Restate the entire listing word for word.
******
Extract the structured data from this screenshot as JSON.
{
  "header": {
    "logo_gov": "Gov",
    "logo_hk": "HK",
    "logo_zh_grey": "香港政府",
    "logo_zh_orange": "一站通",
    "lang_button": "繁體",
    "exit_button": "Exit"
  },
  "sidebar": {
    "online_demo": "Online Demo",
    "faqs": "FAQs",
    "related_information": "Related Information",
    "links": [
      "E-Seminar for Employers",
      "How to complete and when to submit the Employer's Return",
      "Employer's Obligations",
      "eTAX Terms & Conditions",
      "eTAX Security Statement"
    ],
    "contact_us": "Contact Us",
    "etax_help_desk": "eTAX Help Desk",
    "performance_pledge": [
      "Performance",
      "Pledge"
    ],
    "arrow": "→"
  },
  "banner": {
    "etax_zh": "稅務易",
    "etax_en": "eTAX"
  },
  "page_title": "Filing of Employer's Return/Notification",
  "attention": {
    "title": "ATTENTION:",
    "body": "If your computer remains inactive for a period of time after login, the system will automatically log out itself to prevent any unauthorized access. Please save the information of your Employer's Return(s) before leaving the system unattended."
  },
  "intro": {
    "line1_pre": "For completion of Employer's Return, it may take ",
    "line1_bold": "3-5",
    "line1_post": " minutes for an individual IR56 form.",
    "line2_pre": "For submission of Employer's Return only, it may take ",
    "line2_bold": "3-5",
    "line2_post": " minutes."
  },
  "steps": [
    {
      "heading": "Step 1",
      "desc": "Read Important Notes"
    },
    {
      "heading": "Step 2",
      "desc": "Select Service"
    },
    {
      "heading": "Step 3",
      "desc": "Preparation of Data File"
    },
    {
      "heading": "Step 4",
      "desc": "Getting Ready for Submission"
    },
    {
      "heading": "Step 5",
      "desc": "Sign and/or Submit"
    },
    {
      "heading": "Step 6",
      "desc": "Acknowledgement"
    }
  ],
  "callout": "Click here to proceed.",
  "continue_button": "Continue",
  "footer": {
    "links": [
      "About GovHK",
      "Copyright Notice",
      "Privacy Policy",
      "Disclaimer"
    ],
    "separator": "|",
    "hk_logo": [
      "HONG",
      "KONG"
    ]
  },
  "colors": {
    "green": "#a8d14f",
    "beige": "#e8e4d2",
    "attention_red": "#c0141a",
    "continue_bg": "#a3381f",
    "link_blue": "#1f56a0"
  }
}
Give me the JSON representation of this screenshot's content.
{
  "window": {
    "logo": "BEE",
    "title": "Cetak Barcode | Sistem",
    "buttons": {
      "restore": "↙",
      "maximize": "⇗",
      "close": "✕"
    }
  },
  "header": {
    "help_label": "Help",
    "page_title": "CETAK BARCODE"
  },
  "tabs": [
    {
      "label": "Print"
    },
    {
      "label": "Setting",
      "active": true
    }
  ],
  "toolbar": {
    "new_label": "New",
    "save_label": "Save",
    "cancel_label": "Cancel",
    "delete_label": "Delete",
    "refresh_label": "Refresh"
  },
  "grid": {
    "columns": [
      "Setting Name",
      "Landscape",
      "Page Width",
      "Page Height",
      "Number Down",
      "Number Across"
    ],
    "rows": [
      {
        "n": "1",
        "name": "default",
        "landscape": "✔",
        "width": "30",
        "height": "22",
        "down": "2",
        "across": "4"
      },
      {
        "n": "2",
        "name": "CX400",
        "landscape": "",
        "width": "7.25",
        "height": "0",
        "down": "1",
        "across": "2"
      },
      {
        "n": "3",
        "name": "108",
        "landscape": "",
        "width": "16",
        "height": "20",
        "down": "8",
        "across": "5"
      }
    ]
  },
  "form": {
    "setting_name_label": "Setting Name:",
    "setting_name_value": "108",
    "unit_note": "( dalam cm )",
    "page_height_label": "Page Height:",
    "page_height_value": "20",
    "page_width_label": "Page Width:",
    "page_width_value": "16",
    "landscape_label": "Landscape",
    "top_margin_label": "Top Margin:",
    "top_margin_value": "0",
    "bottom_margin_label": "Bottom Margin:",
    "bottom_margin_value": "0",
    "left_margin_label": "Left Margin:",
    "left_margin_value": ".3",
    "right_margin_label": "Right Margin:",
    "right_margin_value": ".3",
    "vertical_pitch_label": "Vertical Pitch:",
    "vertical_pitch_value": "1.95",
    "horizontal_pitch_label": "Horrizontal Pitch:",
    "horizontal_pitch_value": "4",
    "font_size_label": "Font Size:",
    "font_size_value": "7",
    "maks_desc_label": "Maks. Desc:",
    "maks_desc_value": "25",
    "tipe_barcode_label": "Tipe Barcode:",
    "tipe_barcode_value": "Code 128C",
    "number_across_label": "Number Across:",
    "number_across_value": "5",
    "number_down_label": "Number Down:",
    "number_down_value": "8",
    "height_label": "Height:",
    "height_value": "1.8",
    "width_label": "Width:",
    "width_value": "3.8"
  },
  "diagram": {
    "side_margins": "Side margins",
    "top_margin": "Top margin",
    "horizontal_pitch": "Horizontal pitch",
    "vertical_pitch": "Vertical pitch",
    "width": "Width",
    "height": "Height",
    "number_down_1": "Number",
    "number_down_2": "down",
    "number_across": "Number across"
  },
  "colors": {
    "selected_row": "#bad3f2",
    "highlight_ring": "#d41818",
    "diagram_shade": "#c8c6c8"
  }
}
******
TASK RESULT
Extract the structured data from this screenshot as JSON.
{
  "header": {
    "logo_gov": "Gov",
    "logo_hk": "HK",
    "logo_zh_grey": "香港政府",
    "logo_zh_orange": "一站通",
    "lang_button": "繁體",
    "exit_button": "Exit"
  },
  "sidebar": {
    "online_demo": "Online Demo",
    "faqs": "FAQs",
    "related_information": "Related Information",
    "links": [
      "E-Seminar for Employers",
      "How to complete and when to submit the Employer's Return",
      "Employer's Obligations",
      "eTAX Terms & Conditions",
      "eTAX Security Statement"
    ],
    "contact_us": "Contact Us",
    "etax_help_desk": "eTAX Help Desk",
    "performance_pledge": [
      "Performance",
      "Pledge"
    ],
    "arrow": "→"
  },
  "banner": {
    "etax_zh": "稅務易",
    "etax_en": "eTAX"
  },
  "page_title": "Filing of Employer's Return/Notification",
  "attention": {
    "title": "ATTENTION:",
    "body": "If your computer remains inactive for a period of time after login, the system will automatically log out itself to prevent any unauthorized access. Please save the information of your Employer's Return(s) before leaving the system unattended."
  },
  "intro": {
    "line1_pre": "For completion of Employer's Return, it may take ",
    "line1_bold": "3-5",
    "line1_post": " minutes for an individual IR56 form.",
    "line2_pre": "For submission of Employer's Return only, it may take ",
    "line2_bold": "3-5",
    "line2_post": " minutes."
  },
  "steps": [
    {
      "heading": "Step 1",
      "desc": "Read Important Notes"
    },
    {
      "heading": "Step 2",
      "desc": "Select Service"
    },
    {
      "heading": "Step 3",
      "desc": "Preparation of Data File"
    },
    {
      "heading": "Step 4",
      "desc": "Getting Ready for Submission"
    },
    {
      "heading": "Step 5",
      "desc": "Sign and/or Submit"
    },
    {
      "heading": "Step 6",
      "desc": "Acknowledgement"
    }
  ],
  "callout": "Click here to proceed.",
  "continue_button": "Continue",
  "footer": {
    "links": [
      "About GovHK",
      "Copyright Notice",
      "Privacy Policy",
      "Disclaimer"
    ],
    "separator": "|",
    "hk_logo": [
      "HONG",
      "KONG"
    ]
  },
  "colors": {
    "green": "#a8d14f",
    "beige": "#e8e4d2",
    "attention_red": "#c0141a",
    "continue_bg": "#a3381f",
    "link_blue": "#1f56a0"
  }
}
Give me the JSON representation of this screenshot's content.
{
  "window": {
    "logo": "BEE",
    "title": "Cetak Barcode | Sistem",
    "buttons": {
      "restore": "↙",
      "maximize": "⇗",
      "close": "✕"
    }
  },
  "header": {
    "help_label": "Help",
    "page_title": "CETAK BARCODE"
  },
  "tabs": [
    {
      "label": "Print"
    },
    {
      "label": "Setting",
      "active": true
    }
  ],
  "toolbar": {
    "new_label": "New",
    "save_label": "Save",
    "cancel_label": "Cancel",
    "delete_label": "Delete",
    "refresh_label": "Refresh"
  },
  "grid": {
    "columns": [
      "Setting Name",
      "Landscape",
      "Page Width",
      "Page Height",
      "Number Down",
      "Number Across"
    ],
    "rows": [
      {
        "n": "1",
        "name": "default",
        "landscape": "✔",
        "width": "30",
        "height": "22",
        "down": "2",
        "across": "4"
      },
      {
        "n": "2",
        "name": "CX400",
        "landscape": "",
        "width": "7.25",
        "height": "0",
        "down": "1",
        "across": "2"
      },
      {
        "n": "3",
        "name": "108",
        "landscape": "",
        "width": "16",
        "height": "20",
        "down": "8",
        "across": "5"
      }
    ]
  },
  "form": {
    "setting_name_label": "Setting Name:",
    "setting_name_value": "108",
    "unit_note": "( dalam cm )",
    "page_height_label": "Page Height:",
    "page_height_value": "20",
    "page_width_label": "Page Width:",
    "page_width_value": "16",
    "landscape_label": "Landscape",
    "top_margin_label": "Top Margin:",
    "top_margin_value": "0",
    "bottom_margin_label": "Bottom Margin:",
    "bottom_margin_value": "0",
    "left_margin_label": "Left Margin:",
    "left_margin_value": ".3",
    "right_margin_label": "Right Margin:",
    "right_margin_value": ".3",
    "vertical_pitch_label": "Vertical Pitch:",
    "vertical_pitch_value": "1.95",
    "horizontal_pitch_label": "Horrizontal Pitch:",
    "horizontal_pitch_value": "4",
    "font_size_label": "Font Size:",
    "font_size_value": "7",
    "maks_desc_label": "Maks. Desc:",
    "maks_desc_value": "25",
    "tipe_barcode_label": "Tipe Barcode:",
    "tipe_barcode_value": "Code 128C",
    "number_across_label": "Number Across:",
    "number_across_value": "5",
    "number_down_label": "Number Down:",
    "number_down_value": "8",
    "height_label": "Height:",
    "height_value": "1.8",
    "width_label": "Width:",
    "width_value": "3.8"
  },
  "diagram": {
    "side_margins": "Side margins",
    "top_margin": "Top margin",
    "horizontal_pitch": "Horizontal pitch",
    "vertical_pitch": "Vertical pitch",
    "width": "Width",
    "height": "Height",
    "number_down_1": "Number",
    "number_down_2": "down",
    "number_across": "Number across"
  },
  "colors": {
    "selected_row": "#bad3f2",
    "highlight_ring": "#d41818",
    "diagram_shade": "#c8c6c8"
  }
}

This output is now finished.